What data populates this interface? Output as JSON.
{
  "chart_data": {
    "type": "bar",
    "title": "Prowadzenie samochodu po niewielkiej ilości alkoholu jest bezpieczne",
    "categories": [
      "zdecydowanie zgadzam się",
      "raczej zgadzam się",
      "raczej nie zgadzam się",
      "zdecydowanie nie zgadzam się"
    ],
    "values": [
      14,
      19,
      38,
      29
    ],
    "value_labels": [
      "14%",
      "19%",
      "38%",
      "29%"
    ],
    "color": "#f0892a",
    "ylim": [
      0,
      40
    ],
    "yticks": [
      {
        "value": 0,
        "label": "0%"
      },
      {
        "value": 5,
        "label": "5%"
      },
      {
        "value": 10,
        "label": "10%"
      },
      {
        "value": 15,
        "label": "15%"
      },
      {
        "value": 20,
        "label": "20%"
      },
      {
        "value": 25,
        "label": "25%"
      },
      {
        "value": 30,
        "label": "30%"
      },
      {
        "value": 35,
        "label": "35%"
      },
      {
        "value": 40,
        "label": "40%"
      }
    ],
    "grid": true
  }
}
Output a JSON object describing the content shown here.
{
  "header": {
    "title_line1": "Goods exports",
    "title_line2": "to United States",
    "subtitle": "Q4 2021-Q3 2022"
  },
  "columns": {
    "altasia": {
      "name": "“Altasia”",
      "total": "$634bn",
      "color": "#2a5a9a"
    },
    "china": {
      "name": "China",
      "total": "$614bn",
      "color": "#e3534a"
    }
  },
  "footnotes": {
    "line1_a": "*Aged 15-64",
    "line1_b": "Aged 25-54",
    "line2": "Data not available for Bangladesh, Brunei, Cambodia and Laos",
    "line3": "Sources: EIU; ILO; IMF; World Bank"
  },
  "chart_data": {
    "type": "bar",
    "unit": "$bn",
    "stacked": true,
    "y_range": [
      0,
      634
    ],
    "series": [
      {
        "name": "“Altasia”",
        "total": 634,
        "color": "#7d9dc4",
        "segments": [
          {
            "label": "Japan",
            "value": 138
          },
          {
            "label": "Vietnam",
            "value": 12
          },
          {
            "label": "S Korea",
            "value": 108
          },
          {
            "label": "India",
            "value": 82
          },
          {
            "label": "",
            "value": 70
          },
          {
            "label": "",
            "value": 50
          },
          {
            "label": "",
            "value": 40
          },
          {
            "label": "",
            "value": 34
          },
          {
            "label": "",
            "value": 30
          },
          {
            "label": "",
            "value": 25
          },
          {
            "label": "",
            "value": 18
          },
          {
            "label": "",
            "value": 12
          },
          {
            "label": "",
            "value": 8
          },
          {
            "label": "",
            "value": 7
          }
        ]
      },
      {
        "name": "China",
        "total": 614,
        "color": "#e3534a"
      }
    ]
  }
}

****************

WHAT THIS TASK INVOLVES: From the records given above, copy all lines containing "zdecydowanie".

FINISHED TASK:
      "zdecydowanie zgadzam się",
      "zdecydowanie nie zgadzam się"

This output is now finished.